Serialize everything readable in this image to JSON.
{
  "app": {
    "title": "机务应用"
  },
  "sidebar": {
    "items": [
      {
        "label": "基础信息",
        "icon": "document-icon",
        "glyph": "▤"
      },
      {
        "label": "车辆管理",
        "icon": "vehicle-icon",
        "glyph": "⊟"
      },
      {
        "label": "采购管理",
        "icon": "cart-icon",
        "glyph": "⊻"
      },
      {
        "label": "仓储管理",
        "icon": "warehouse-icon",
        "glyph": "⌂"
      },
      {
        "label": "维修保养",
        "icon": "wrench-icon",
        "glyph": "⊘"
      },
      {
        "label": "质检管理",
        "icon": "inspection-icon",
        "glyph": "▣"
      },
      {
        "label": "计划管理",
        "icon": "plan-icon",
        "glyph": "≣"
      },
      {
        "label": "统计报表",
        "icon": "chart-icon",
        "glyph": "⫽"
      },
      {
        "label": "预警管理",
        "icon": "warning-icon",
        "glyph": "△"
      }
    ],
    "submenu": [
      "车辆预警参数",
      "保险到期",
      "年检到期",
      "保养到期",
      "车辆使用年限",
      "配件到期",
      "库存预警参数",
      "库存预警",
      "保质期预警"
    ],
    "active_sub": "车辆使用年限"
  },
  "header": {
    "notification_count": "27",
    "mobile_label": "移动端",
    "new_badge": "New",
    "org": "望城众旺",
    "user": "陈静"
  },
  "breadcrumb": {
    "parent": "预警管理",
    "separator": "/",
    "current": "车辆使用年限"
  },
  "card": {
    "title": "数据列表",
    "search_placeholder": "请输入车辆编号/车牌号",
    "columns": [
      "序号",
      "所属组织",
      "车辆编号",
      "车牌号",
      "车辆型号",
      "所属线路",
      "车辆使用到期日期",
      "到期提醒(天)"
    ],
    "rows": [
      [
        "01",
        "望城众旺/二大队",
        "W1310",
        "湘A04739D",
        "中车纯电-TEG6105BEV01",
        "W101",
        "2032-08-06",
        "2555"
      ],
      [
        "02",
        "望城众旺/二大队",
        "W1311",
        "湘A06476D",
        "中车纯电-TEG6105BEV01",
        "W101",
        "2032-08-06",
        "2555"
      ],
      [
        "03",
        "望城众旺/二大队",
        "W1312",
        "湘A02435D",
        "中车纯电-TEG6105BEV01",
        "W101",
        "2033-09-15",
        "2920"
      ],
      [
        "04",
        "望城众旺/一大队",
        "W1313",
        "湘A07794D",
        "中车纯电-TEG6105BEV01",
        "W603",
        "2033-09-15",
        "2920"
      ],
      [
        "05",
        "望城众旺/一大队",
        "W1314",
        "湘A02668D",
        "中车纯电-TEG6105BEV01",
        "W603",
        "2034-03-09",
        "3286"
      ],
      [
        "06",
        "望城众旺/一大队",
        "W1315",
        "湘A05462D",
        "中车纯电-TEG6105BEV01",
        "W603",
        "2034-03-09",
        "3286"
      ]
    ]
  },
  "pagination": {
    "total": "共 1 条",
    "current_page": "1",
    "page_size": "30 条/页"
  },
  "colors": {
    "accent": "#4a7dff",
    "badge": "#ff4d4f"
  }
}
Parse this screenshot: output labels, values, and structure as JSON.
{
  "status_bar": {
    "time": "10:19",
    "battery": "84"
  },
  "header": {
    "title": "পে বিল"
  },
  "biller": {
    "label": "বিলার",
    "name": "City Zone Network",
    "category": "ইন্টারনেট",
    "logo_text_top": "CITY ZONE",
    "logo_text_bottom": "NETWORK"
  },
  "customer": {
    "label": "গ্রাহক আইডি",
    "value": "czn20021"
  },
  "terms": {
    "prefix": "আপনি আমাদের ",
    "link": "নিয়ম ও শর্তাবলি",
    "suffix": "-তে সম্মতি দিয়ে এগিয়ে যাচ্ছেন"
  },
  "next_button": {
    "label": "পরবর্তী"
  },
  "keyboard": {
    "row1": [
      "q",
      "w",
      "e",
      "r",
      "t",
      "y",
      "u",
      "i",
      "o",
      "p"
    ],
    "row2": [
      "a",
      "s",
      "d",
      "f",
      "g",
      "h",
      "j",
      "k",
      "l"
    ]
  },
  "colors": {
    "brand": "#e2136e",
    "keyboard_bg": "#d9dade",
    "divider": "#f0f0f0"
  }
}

________________________

Reproduce the data shown above exactly.

Serialize everything readable in this image to JSON.
{
  "app": {
    "title": "机务应用"
  },
  "sidebar": {
    "items": [
      {
        "label": "基础信息",
        "icon": "document-icon",
        "glyph": "▤"
      },
      {
        "label": "车辆管理",
        "icon": "vehicle-icon",
        "glyph": "⊟"
      },
      {
        "label": "采购管理",
        "icon": "cart-icon",
        "glyph": "⊻"
      },
      {
        "label": "仓储管理",
        "icon": "warehouse-icon",
        "glyph": "⌂"
      },
      {
        "label": "维修保养",
        "icon": "wrench-icon",
        "glyph": "⊘"
      },
      {
        "label": "质检管理",
        "icon": "inspection-icon",
        "glyph": "▣"
      },
      {
        "label": "计划管理",
        "icon": "plan-icon",
        "glyph": "≣"
      },
      {
        "label": "统计报表",
        "icon": "chart-icon",
        "glyph": "⫽"
      },
      {
        "label": "预警管理",
        "icon": "warning-icon",
        "glyph": "△"
      }
    ],
    "submenu": [
      "车辆预警参数",
      "保险到期",
      "年检到期",
      "保养到期",
      "车辆使用年限",
      "配件到期",
      "库存预警参数",
      "库存预警",
      "保质期预警"
    ],
    "active_sub": "车辆使用年限"
  },
  "header": {
    "notification_count": "27",
    "mobile_label": "移动端",
    "new_badge": "New",
    "org": "望城众旺",
    "user": "陈静"
  },
  "breadcrumb": {
    "parent": "预警管理",
    "separator": "/",
    "current": "车辆使用年限"
  },
  "card": {
    "title": "数据列表",
    "search_placeholder": "请输入车辆编号/车牌号",
    "columns": [
      "序号",
      "所属组织",
      "车辆编号",
      "车牌号",
      "车辆型号",
      "所属线路",
      "车辆使用到期日期",
      "到期提醒(天)"
    ],
    "rows": [
      [
        "01",
        "望城众旺/二大队",
        "W1310",
        "湘A04739D",
        "中车纯电-TEG6105BEV01",
        "W101",
        "2032-08-06",
        "2555"
      ],
      [
        "02",
        "望城众旺/二大队",
        "W1311",
        "湘A06476D",
        "中车纯电-TEG6105BEV01",
        "W101",
        "2032-08-06",
        "2555"
      ],
      [
        "03",
        "望城众旺/二大队",
        "W1312",
        "湘A02435D",
        "中车纯电-TEG6105BEV01",
        "W101",
        "2033-09-15",
        "2920"
      ],
      [
        "04",
        "望城众旺/一大队",
        "W1313",
        "湘A07794D",
        "中车纯电-TEG6105BEV01",
        "W603",
        "2033-09-15",
        "2920"
      ],
      [
        "05",
        "望城众旺/一大队",
        "W1314",
        "湘A02668D",
        "中车纯电-TEG6105BEV01",
        "W603",
        "2034-03-09",
        "3286"
      ],
      [
        "06",
        "望城众旺/一大队",
        "W1315",
        "湘A05462D",
        "中车纯电-TEG6105BEV01",
        "W603",
        "2034-03-09",
        "3286"
      ]
    ]
  },
  "pagination": {
    "total": "共 1 条",
    "current_page": "1",
    "page_size": "30 条/页"
  },
  "colors": {
    "accent": "#4a7dff",
    "badge": "#ff4d4f"
  }
}
Parse this screenshot: output labels, values, and structure as JSON.
{
  "status_bar": {
    "time": "10:19",
    "battery": "84"
  },
  "header": {
    "title": "পে বিল"
  },
  "biller": {
    "label": "বিলার",
    "name": "City Zone Network",
    "category": "ইন্টারনেট",
    "logo_text_top": "CITY ZONE",
    "logo_text_bottom": "NETWORK"
  },
  "customer": {
    "label": "গ্রাহক আইডি",
    "value": "czn20021"
  },
  "terms": {
    "prefix": "আপনি আমাদের ",
    "link": "নিয়ম ও শর্তাবলি",
    "suffix": "-তে সম্মতি দিয়ে এগিয়ে যাচ্ছেন"
  },
  "next_button": {
    "label": "পরবর্তী"
  },
  "keyboard": {
    "row1": [
      "q",
      "w",
      "e",
      "r",
      "t",
      "y",
      "u",
      "i",
      "o",
      "p"
    ],
    "row2": [
      "a",
      "s",
      "d",
      "f",
      "g",
      "h",
      "j",
      "k",
      "l"
    ]
  },
  "colors": {
    "brand": "#e2136e",
    "keyboard_bg": "#d9dade",
    "divider": "#f0f0f0"
  }
}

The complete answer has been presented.